**EXERCISE:**
In the entries below, count every line containing "image". Reply with the number alone.

**RECORDS SHOWN:**
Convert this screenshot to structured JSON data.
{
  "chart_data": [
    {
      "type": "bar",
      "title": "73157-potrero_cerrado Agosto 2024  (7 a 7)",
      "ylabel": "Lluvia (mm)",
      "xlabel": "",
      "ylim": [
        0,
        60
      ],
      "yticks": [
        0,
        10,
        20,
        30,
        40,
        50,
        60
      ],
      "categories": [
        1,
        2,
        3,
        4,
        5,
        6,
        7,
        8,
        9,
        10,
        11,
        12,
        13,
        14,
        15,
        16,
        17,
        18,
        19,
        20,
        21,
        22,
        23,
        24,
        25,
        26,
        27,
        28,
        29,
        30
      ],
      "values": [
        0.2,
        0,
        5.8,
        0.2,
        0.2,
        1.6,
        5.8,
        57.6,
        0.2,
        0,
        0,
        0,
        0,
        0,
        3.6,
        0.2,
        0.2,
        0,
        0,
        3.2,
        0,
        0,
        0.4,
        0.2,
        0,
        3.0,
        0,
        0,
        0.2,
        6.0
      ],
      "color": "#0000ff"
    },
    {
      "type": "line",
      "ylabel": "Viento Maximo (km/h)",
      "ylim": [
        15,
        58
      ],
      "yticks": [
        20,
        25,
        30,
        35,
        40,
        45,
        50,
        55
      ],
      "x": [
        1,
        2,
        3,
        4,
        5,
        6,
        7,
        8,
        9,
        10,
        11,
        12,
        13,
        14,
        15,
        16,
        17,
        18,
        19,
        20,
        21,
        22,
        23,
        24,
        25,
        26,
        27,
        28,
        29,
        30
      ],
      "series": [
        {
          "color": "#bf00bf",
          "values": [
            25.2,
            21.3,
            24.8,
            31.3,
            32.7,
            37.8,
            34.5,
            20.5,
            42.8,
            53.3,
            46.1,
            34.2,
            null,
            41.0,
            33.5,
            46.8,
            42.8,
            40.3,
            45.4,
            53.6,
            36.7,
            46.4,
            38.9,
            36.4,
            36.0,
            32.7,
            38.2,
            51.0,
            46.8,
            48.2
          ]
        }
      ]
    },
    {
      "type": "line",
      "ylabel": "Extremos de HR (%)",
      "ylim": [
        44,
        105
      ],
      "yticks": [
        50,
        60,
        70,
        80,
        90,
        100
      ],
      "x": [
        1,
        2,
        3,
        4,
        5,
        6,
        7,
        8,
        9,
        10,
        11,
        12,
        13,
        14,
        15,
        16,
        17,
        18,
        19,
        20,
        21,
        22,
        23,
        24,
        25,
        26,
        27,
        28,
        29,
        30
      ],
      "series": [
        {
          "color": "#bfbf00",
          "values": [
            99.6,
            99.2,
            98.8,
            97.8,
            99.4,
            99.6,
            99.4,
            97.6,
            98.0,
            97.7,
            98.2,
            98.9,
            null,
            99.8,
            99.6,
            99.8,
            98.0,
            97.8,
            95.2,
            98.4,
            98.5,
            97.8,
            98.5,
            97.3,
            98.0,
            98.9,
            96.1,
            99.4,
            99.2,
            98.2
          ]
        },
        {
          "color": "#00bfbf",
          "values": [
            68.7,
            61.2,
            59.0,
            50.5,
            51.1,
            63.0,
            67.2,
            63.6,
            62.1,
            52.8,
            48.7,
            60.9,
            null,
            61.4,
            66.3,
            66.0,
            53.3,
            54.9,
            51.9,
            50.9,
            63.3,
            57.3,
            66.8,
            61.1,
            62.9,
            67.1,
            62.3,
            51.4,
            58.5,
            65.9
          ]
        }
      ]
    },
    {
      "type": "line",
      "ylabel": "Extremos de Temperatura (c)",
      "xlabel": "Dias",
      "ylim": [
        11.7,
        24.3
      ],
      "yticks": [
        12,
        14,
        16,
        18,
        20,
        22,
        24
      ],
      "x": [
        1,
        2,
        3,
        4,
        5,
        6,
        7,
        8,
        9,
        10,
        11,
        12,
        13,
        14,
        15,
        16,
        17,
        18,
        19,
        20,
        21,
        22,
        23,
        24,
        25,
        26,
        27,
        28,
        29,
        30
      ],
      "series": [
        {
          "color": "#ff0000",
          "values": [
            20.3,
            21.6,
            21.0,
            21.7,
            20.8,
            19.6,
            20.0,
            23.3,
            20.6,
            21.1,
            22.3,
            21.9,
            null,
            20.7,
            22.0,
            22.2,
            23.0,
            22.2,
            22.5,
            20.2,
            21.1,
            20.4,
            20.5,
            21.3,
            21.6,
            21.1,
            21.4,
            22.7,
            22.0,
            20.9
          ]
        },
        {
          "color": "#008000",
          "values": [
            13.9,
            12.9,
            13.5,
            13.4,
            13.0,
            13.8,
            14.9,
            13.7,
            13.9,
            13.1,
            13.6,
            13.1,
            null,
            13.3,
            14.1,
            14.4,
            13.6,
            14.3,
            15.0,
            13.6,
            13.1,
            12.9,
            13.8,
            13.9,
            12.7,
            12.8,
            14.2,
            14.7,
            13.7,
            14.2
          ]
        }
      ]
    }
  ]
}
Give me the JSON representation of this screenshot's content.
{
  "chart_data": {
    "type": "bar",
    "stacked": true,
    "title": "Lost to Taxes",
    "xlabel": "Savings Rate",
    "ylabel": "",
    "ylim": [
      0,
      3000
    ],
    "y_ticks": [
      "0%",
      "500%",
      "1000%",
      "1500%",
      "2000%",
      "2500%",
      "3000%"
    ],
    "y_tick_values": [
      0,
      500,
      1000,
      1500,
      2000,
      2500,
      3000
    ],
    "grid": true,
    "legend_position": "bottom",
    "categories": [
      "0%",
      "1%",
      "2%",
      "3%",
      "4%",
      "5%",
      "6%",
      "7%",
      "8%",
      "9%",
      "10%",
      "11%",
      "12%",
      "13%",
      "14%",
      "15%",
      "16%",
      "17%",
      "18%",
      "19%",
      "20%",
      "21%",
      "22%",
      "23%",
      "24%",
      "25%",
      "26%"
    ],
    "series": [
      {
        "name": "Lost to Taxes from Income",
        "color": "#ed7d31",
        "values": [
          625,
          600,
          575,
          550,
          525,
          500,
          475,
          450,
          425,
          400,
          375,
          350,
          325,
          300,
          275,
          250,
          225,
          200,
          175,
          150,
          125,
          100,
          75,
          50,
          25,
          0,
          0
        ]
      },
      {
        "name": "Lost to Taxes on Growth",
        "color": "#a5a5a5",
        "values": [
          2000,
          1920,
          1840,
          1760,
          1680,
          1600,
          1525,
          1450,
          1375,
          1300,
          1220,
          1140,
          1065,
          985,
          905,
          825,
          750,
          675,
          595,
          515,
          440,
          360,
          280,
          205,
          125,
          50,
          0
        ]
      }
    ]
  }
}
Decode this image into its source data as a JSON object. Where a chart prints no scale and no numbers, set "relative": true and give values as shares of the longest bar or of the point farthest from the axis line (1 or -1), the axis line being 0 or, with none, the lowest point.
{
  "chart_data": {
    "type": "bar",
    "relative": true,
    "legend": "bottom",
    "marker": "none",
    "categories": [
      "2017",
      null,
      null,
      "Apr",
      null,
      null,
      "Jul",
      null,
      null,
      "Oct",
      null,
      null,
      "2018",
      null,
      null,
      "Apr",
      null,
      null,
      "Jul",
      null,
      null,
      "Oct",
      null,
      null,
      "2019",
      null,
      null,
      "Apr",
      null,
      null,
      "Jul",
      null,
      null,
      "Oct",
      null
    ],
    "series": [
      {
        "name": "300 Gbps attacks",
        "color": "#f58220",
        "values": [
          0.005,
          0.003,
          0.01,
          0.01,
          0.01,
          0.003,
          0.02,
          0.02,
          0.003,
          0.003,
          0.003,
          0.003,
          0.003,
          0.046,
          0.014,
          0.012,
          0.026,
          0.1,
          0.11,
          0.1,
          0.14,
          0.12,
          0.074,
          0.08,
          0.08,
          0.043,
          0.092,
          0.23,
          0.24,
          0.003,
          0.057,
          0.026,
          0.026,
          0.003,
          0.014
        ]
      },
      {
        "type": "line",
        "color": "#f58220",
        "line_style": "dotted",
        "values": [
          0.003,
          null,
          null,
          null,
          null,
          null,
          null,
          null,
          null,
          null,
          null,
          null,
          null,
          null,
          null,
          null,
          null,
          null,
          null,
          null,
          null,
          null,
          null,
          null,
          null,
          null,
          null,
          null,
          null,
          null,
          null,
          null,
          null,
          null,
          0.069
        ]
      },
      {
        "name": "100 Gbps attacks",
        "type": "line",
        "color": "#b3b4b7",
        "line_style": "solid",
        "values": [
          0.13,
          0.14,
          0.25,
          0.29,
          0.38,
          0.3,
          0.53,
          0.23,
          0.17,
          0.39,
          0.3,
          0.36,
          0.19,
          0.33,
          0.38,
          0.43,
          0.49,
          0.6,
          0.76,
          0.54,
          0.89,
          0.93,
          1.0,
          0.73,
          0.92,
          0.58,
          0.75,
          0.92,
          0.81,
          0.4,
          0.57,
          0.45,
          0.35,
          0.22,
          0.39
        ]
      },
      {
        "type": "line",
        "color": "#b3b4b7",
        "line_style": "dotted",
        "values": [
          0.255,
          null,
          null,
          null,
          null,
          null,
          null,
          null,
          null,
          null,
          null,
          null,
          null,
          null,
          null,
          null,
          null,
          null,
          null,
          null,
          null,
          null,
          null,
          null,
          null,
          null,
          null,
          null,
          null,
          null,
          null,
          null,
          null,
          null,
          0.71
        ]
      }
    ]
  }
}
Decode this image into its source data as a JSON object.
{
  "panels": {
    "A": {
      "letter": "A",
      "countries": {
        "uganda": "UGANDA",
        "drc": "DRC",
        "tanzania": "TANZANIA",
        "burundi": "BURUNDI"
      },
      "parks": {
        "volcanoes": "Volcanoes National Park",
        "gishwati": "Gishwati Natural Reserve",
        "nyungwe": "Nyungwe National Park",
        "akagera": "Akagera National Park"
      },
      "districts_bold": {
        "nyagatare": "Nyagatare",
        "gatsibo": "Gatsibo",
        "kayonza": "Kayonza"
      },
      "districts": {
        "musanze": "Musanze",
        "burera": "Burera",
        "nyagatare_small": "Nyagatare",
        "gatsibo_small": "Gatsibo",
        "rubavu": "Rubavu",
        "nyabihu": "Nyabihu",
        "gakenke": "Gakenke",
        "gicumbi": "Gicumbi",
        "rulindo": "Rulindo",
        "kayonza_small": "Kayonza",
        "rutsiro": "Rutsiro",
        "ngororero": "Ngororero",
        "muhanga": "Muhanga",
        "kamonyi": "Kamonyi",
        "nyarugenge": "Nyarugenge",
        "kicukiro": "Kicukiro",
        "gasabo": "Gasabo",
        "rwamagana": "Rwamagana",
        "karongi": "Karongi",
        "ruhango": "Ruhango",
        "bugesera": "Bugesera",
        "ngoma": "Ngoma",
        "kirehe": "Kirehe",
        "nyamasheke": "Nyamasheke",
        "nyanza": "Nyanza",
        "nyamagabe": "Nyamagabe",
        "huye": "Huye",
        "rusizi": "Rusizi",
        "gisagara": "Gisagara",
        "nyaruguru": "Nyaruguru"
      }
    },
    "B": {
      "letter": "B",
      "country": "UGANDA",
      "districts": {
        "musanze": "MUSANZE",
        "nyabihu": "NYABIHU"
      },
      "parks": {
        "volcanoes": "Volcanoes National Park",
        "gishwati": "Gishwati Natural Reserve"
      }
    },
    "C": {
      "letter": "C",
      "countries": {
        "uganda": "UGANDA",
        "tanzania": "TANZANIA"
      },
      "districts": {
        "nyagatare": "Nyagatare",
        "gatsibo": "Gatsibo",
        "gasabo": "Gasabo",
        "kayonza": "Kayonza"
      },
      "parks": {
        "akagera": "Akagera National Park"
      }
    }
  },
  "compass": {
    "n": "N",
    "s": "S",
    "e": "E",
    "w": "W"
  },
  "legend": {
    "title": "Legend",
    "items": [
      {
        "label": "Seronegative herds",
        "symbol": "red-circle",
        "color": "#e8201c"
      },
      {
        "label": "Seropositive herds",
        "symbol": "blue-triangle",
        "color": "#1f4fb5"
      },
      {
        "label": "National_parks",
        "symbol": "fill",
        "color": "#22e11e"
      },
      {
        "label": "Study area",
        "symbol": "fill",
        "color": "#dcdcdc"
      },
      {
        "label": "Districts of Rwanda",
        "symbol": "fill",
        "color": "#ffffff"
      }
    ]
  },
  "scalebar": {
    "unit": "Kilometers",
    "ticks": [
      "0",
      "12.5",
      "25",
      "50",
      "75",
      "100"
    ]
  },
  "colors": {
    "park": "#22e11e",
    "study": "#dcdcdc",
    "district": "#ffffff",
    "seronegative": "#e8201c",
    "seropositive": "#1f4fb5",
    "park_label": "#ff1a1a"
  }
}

**CORRECT ANSWER:**
2